◆ **Exercise brief**
Go through the entries and transcribe each one exactly, dropping the pictures.

--- begin Data for the task ---

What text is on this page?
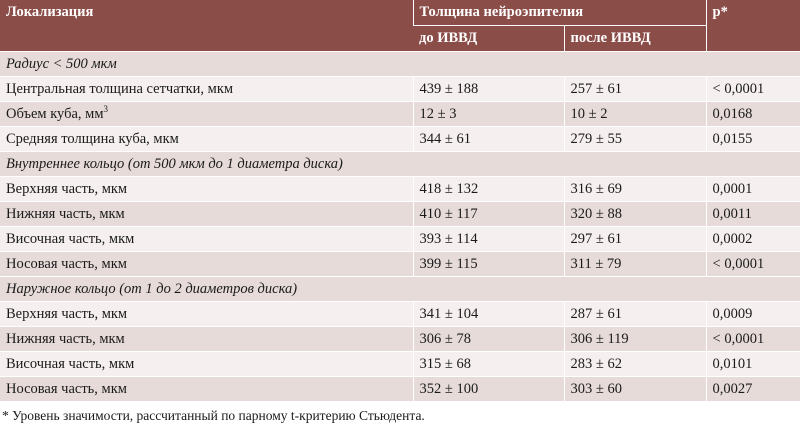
Локализация	Толщина нейроэпителия		p*
	до ИВВД	после ИВВД	
Радиус < 500 мкм			
Центральная толщина сетчатки, мкм	439 ± 188	257 ± 61	< 0,0001
Объем куба, $мм^3$	12 ± 3	10 ± 2	0,0168
Средняя толщина куба, мкм	344 ± 61	279 ± 55	0,0155
Внутреннее кольцо (от 500 мкм до 1 диаметра диска)			
Верхняя часть, мкм	418 ± 132	316 ± 69	0,0001
Нижняя часть, мкм	410 ± 117	320 ± 88	0,0011
Височная часть, мкм	393 ± 114	297 ± 61	0,0002
Носовая часть, мкм	399 ± 115	311 ± 79	< 0,0001
Наружное кольцо (от 1 до 2 диаметров диска)			
Верхняя часть, мкм	341 ± 104	287 ± 61	0,0009
Нижняя часть, мкм	306 ± 78	306 ± 119	< 0,0001
Височная часть, мкм	315 ± 68	283 ± 62	0,0101
Носовая часть, мкм	352 ± 100	303 ± 60	0,0027
* Уровень значимости, рассчитанный по парному t-критерию Стьюдента.
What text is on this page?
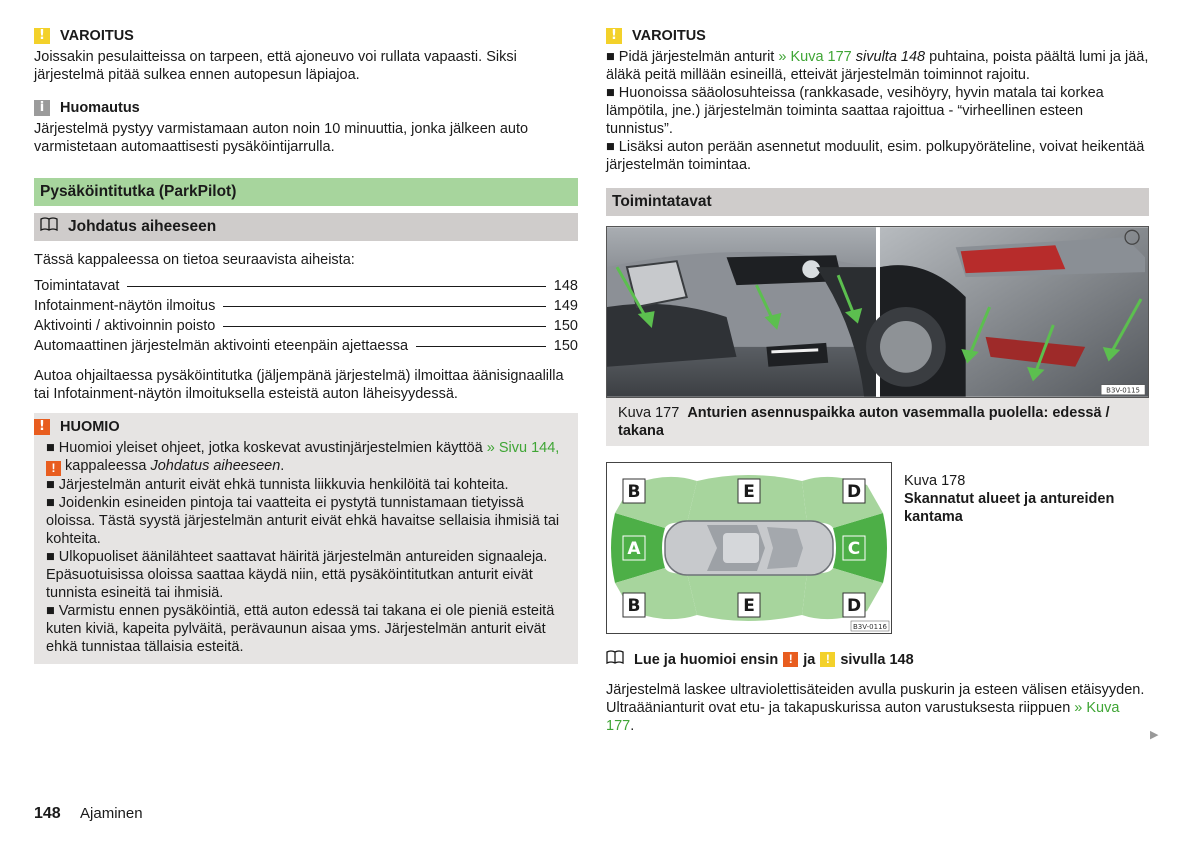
!	VAROITUS

Joissakin pesulaitteissa on tarpeen, että ajoneuvo voi rullata vapaasti. Siksi järjestelmä pitää sulkea ennen autopesun läpiajoa.

i	Huomautus

Järjestelmä pystyy varmistamaan auton noin 10 minuuttia, jonka jälkeen auto varmistetaan automaattisesti pysäköintijarrulla.

Pysäköintitutka (ParkPilot)
Johdatus aiheeseen

Tässä kappaleessa on tietoa seuraavista aiheista:

Toimintatavat	148
Infotainment-näytön ilmoitus	149
Aktivointi / aktivoinnin poisto	150
Automaattinen järjestelmän aktivointi eteenpäin ajettaessa	150

Autoa ohjailtaessa pysäköintitutka (jäljempänä järjestelmä) ilmoittaa äänisignaalilla tai Infotainment-näytön ilmoituksella esteistä auton läheisyydessä.

!	HUOMIO

■ Huomioi yleiset ohjeet, jotka koskevat avustinjärjestelmien käyttöä » Sivu 144, ! kappaleessa Johdatus aiheeseen.

■ Järjestelmän anturit eivät ehkä tunnista liikkuvia henkilöitä tai kohteita.

■ Joidenkin esineiden pintoja tai vaatteita ei pystytä tunnistamaan tietyissä oloissa. Tästä syystä järjestelmän anturit eivät ehkä havaitse sellaisia ihmisiä tai kohteita.

■ Ulkopuoliset äänilähteet saattavat häiritä järjestelmän antureiden signaaleja. Epäsuotuisissa oloissa saattaa käydä niin, että pysäköintitutkan anturit eivät tunnista esineitä tai ihmisiä.

■ Varmistu ennen pysäköintiä, että auton edessä tai takana ei ole pieniä esteitä kuten kiviä, kapeita pylväitä, perävaunun aisaa yms. Järjestelmän anturit eivät ehkä tunnistaa tällaisia esteitä.

!	VAROITUS

■ Pidä järjestelmän anturit » Kuva 177 sivulta 148 puhtaina, poista päältä lumi ja jää, äläkä peitä millään esineillä, etteivät järjestelmän toiminnot rajoitu.

■ Huonoissa sääolosuhteissa (rankkasade, vesihöyry, hyvin matala tai korkea lämpötila, jne.) järjestelmän toiminta saattaa rajoittua - “virheellinen esteen tunnistus”.

■ Lisäksi auton perään asennetut moduulit, esim. polkupyöräteline, voivat heikentää järjestelmän toimintaa.

Toimintatavat
B3V-0115
Kuva 177 Anturien asennuspaikka auton vasemmalla puolella: edessä / takana
B	E	D
A	C
B	E	D
B3V-0116
Kuva 178
Skannatut alueet ja antureiden kantama
Lue ja huomioi ensin ! ja ! sivulla 148

Järjestelmä laskee ultraviolettisäteiden avulla puskurin ja esteen välisen etäisyyden. Ultraäänianturit ovat etu- ja takapuskurissa auton varustuksesta riippuen » Kuva 177.

▶
148 Ajaminen
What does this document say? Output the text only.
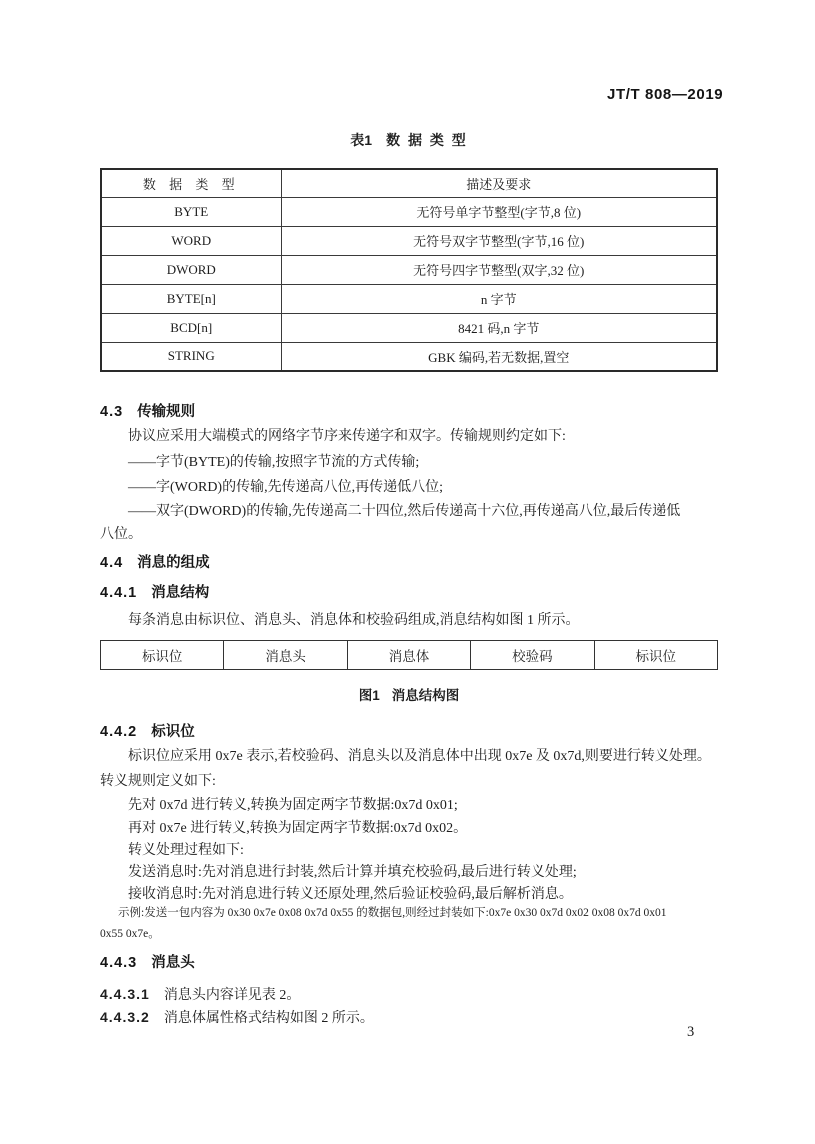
JT/T 808—2019
表1 数 据 类 型
数 据 类 型	描述及要求
BYTE	无符号单字节整型(字节,8 位)
WORD	无符号双字节整型(字节,16 位)
DWORD	无符号四字节整型(双字,32 位)
BYTE[n]	n 字节
BCD[n]	8421 码,n 字节
STRING	GBK 编码,若无数据,置空
4.3 传输规则
协议应采用大端模式的网络字节序来传递字和双字。传输规则约定如下:
——字节(BYTE)的传输,按照字节流的方式传输;
——字(WORD)的传输,先传递高八位,再传递低八位;
——双字(DWORD)的传输,先传递高二十四位,然后传递高十六位,再传递高八位,最后传递低
八位。
4.4 消息的组成
4.4.1 消息结构
每条消息由标识位、消息头、消息体和校验码组成,消息结构如图 1 所示。
标识位	消息头	消息体	校验码	标识位
图1 消息结构图
4.4.2 标识位
标识位应采用 0x7e 表示,若校验码、消息头以及消息体中出现 0x7e 及 0x7d,则要进行转义处理。
转义规则定义如下:
先对 0x7d 进行转义,转换为固定两字节数据:0x7d 0x01;
再对 0x7e 进行转义,转换为固定两字节数据:0x7d 0x02。
转义处理过程如下:
发送消息时:先对消息进行封装,然后计算并填充校验码,最后进行转义处理;
接收消息时:先对消息进行转义还原处理,然后验证校验码,最后解析消息。
示例:发送一包内容为 0x30 0x7e 0x08 0x7d 0x55 的数据包,则经过封装如下:0x7e 0x30 0x7d 0x02 0x08 0x7d 0x01
0x55 0x7e。
4.4.3 消息头
4.4.3.1 消息头内容详见表 2。
4.4.3.2 消息体属性格式结构如图 2 所示。
3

--- end Data for the task ---

◆ **Full response**
What text is on this page?
Локализация	Толщина нейроэпителия		p*
	до ИВВД	после ИВВД	
Радиус < 500 мкм			
Центральная толщина сетчатки, мкм	439 ± 188	257 ± 61	< 0,0001
Объем куба, $мм^3$	12 ± 3	10 ± 2	0,0168
Средняя толщина куба, мкм	344 ± 61	279 ± 55	0,0155
Внутреннее кольцо (от 500 мкм до 1 диаметра диска)			
Верхняя часть, мкм	418 ± 132	316 ± 69	0,0001
Нижняя часть, мкм	410 ± 117	320 ± 88	0,0011
Височная часть, мкм	393 ± 114	297 ± 61	0,0002
Носовая часть, мкм	399 ± 115	311 ± 79	< 0,0001
Наружное кольцо (от 1 до 2 диаметров диска)			
Верхняя часть, мкм	341 ± 104	287 ± 61	0,0009
Нижняя часть, мкм	306 ± 78	306 ± 119	< 0,0001
Височная часть, мкм	315 ± 68	283 ± 62	0,0101
Носовая часть, мкм	352 ± 100	303 ± 60	0,0027
* Уровень значимости, рассчитанный по парному t-критерию Стьюдента.
What text is on this page?
!	VAROITUS

Joissakin pesulaitteissa on tarpeen, että ajoneuvo voi rullata vapaasti. Siksi järjestelmä pitää sulkea ennen autopesun läpiajoa.

i	Huomautus

Järjestelmä pystyy varmistamaan auton noin 10 minuuttia, jonka jälkeen auto varmistetaan automaattisesti pysäköintijarrulla.

Pysäköintitutka (ParkPilot)
Johdatus aiheeseen

Tässä kappaleessa on tietoa seuraavista aiheista:

Toimintatavat	148
Infotainment-näytön ilmoitus	149
Aktivointi / aktivoinnin poisto	150
Automaattinen järjestelmän aktivointi eteenpäin ajettaessa	150

Autoa ohjailtaessa pysäköintitutka (jäljempänä järjestelmä) ilmoittaa äänisignaalilla tai Infotainment-näytön ilmoituksella esteistä auton läheisyydessä.

!	HUOMIO

■ Huomioi yleiset ohjeet, jotka koskevat avustinjärjestelmien käyttöä » Sivu 144, ! kappaleessa Johdatus aiheeseen.

■ Järjestelmän anturit eivät ehkä tunnista liikkuvia henkilöitä tai kohteita.

■ Joidenkin esineiden pintoja tai vaatteita ei pystytä tunnistamaan tietyissä oloissa. Tästä syystä järjestelmän anturit eivät ehkä havaitse sellaisia ihmisiä tai kohteita.

■ Ulkopuoliset äänilähteet saattavat häiritä järjestelmän antureiden signaaleja. Epäsuotuisissa oloissa saattaa käydä niin, että pysäköintitutkan anturit eivät tunnista esineitä tai ihmisiä.

■ Varmistu ennen pysäköintiä, että auton edessä tai takana ei ole pieniä esteitä kuten kiviä, kapeita pylväitä, perävaunun aisaa yms. Järjestelmän anturit eivät ehkä tunnistaa tällaisia esteitä.

!	VAROITUS

■ Pidä järjestelmän anturit » Kuva 177 sivulta 148 puhtaina, poista päältä lumi ja jää, äläkä peitä millään esineillä, etteivät järjestelmän toiminnot rajoitu.

■ Huonoissa sääolosuhteissa (rankkasade, vesihöyry, hyvin matala tai korkea lämpötila, jne.) järjestelmän toiminta saattaa rajoittua - “virheellinen esteen tunnistus”.

■ Lisäksi auton perään asennetut moduulit, esim. polkupyöräteline, voivat heikentää järjestelmän toimintaa.

Toimintatavat
B3V-0115
Kuva 177 Anturien asennuspaikka auton vasemmalla puolella: edessä / takana
B	E	D
A	C
B	E	D
B3V-0116
Kuva 178
Skannatut alueet ja antureiden kantama
Lue ja huomioi ensin ! ja ! sivulla 148

Järjestelmä laskee ultraviolettisäteiden avulla puskurin ja esteen välisen etäisyyden. Ultraäänianturit ovat etu- ja takapuskurissa auton varustuksesta riippuen » Kuva 177.

▶
148 Ajaminen
What does this document say? Output the text only.
JT/T 808—2019
表1 数 据 类 型
数 据 类 型	描述及要求
BYTE	无符号单字节整型(字节,8 位)
WORD	无符号双字节整型(字节,16 位)
DWORD	无符号四字节整型(双字,32 位)
BYTE[n]	n 字节
BCD[n]	8421 码,n 字节
STRING	GBK 编码,若无数据,置空
4.3 传输规则
协议应采用大端模式的网络字节序来传递字和双字。传输规则约定如下:
——字节(BYTE)的传输,按照字节流的方式传输;
——字(WORD)的传输,先传递高八位,再传递低八位;
——双字(DWORD)的传输,先传递高二十四位,然后传递高十六位,再传递高八位,最后传递低
八位。
4.4 消息的组成
4.4.1 消息结构
每条消息由标识位、消息头、消息体和校验码组成,消息结构如图 1 所示。
标识位	消息头	消息体	校验码	标识位
图1 消息结构图
4.4.2 标识位
标识位应采用 0x7e 表示,若校验码、消息头以及消息体中出现 0x7e 及 0x7d,则要进行转义处理。
转义规则定义如下:
先对 0x7d 进行转义,转换为固定两字节数据:0x7d 0x01;
再对 0x7e 进行转义,转换为固定两字节数据:0x7d 0x02。
转义处理过程如下:
发送消息时:先对消息进行封装,然后计算并填充校验码,最后进行转义处理;
接收消息时:先对消息进行转义还原处理,然后验证校验码,最后解析消息。
示例:发送一包内容为 0x30 0x7e 0x08 0x7d 0x55 的数据包,则经过封装如下:0x7e 0x30 0x7d 0x02 0x08 0x7d 0x01
0x55 0x7e。
4.4.3 消息头
4.4.3.1 消息头内容详见表 2。
4.4.3.2 消息体属性格式结构如图 2 所示。
3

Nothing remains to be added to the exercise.